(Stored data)

------------------------------------------------

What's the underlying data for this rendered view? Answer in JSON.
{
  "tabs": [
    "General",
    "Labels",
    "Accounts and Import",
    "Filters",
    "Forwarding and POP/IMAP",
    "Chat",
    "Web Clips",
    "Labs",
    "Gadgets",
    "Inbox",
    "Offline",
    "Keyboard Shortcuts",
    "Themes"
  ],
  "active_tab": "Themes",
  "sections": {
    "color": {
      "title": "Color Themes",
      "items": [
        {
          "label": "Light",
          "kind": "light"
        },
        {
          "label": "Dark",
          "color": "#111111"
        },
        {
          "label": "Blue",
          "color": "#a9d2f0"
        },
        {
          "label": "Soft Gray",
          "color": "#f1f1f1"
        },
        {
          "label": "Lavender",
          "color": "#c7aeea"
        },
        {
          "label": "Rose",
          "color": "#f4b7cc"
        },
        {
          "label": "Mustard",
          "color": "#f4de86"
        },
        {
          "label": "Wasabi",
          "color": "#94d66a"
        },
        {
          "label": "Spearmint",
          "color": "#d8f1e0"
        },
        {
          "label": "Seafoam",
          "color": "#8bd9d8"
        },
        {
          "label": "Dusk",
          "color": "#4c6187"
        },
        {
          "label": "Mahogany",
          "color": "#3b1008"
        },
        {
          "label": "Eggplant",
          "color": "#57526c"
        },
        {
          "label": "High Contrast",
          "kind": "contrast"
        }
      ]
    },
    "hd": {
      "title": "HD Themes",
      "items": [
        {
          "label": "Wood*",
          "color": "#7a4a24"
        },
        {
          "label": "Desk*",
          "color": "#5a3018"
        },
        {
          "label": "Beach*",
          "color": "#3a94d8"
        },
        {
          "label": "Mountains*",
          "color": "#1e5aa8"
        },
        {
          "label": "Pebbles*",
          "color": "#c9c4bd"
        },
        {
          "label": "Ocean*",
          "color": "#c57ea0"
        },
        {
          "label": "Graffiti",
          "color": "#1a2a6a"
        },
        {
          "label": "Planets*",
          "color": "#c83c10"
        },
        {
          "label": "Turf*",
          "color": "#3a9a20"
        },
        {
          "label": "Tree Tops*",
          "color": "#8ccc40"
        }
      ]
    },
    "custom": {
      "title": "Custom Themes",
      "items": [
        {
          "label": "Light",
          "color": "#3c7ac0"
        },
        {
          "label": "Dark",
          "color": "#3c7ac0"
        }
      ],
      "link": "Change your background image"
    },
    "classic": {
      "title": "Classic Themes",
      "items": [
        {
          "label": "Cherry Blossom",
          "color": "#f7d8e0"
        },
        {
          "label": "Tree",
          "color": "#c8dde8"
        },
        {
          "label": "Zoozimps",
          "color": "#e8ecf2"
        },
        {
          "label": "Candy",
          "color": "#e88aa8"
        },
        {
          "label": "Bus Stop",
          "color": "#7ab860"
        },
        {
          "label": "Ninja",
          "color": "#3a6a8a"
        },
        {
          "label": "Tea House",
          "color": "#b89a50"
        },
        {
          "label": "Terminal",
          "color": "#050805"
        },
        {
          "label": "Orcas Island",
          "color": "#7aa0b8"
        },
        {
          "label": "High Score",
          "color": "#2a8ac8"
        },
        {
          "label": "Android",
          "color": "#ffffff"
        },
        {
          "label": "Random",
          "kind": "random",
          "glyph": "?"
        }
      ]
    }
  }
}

------------------------------------------------

**OBJECTIVE**
Every record shown above should be written out again exactly.

**WORKED SOLUTION**
What's the underlying data for this rendered view? Answer in JSON.
{
  "tabs": [
    "General",
    "Labels",
    "Accounts and Import",
    "Filters",
    "Forwarding and POP/IMAP",
    "Chat",
    "Web Clips",
    "Labs",
    "Gadgets",
    "Inbox",
    "Offline",
    "Keyboard Shortcuts",
    "Themes"
  ],
  "active_tab": "Themes",
  "sections": {
    "color": {
      "title": "Color Themes",
      "items": [
        {
          "label": "Light",
          "kind": "light"
        },
        {
          "label": "Dark",
          "color": "#111111"
        },
        {
          "label": "Blue",
          "color": "#a9d2f0"
        },
        {
          "label": "Soft Gray",
          "color": "#f1f1f1"
        },
        {
          "label": "Lavender",
          "color": "#c7aeea"
        },
        {
          "label": "Rose",
          "color": "#f4b7cc"
        },
        {
          "label": "Mustard",
          "color": "#f4de86"
        },
        {
          "label": "Wasabi",
          "color": "#94d66a"
        },
        {
          "label": "Spearmint",
          "color": "#d8f1e0"
        },
        {
          "label": "Seafoam",
          "color": "#8bd9d8"
        },
        {
          "label": "Dusk",
          "color": "#4c6187"
        },
        {
          "label": "Mahogany",
          "color": "#3b1008"
        },
        {
          "label": "Eggplant",
          "color": "#57526c"
        },
        {
          "label": "High Contrast",
          "kind": "contrast"
        }
      ]
    },
    "hd": {
      "title": "HD Themes",
      "items": [
        {
          "label": "Wood*",
          "color": "#7a4a24"
        },
        {
          "label": "Desk*",
          "color": "#5a3018"
        },
        {
          "label": "Beach*",
          "color": "#3a94d8"
        },
        {
          "label": "Mountains*",
          "color": "#1e5aa8"
        },
        {
          "label": "Pebbles*",
          "color": "#c9c4bd"
        },
        {
          "label": "Ocean*",
          "color": "#c57ea0"
        },
        {
          "label": "Graffiti",
          "color": "#1a2a6a"
        },
        {
          "label": "Planets*",
          "color": "#c83c10"
        },
        {
          "label": "Turf*",
          "color": "#3a9a20"
        },
        {
          "label": "Tree Tops*",
          "color": "#8ccc40"
        }
      ]
    },
    "custom": {
      "title": "Custom Themes",
      "items": [
        {
          "label": "Light",
          "color": "#3c7ac0"
        },
        {
          "label": "Dark",
          "color": "#3c7ac0"
        }
      ],
      "link": "Change your background image"
    },
    "classic": {
      "title": "Classic Themes",
      "items": [
        {
          "label": "Cherry Blossom",
          "color": "#f7d8e0"
        },
        {
          "label": "Tree",
          "color": "#c8dde8"
        },
        {
          "label": "Zoozimps",
          "color": "#e8ecf2"
        },
        {
          "label": "Candy",
          "color": "#e88aa8"
        },
        {
          "label": "Bus Stop",
          "color": "#7ab860"
        },
        {
          "label": "Ninja",
          "color": "#3a6a8a"
        },
        {
          "label": "Tea House",
          "color": "#b89a50"
        },
        {
          "label": "Terminal",
          "color": "#050805"
        },
        {
          "label": "Orcas Island",
          "color": "#7aa0b8"
        },
        {
          "label": "High Score",
          "color": "#2a8ac8"
        },
        {
          "label": "Android",
          "color": "#ffffff"
        },
        {
          "label": "Random",
          "kind": "random",
          "glyph": "?"
        }
      ]
    }
  }
}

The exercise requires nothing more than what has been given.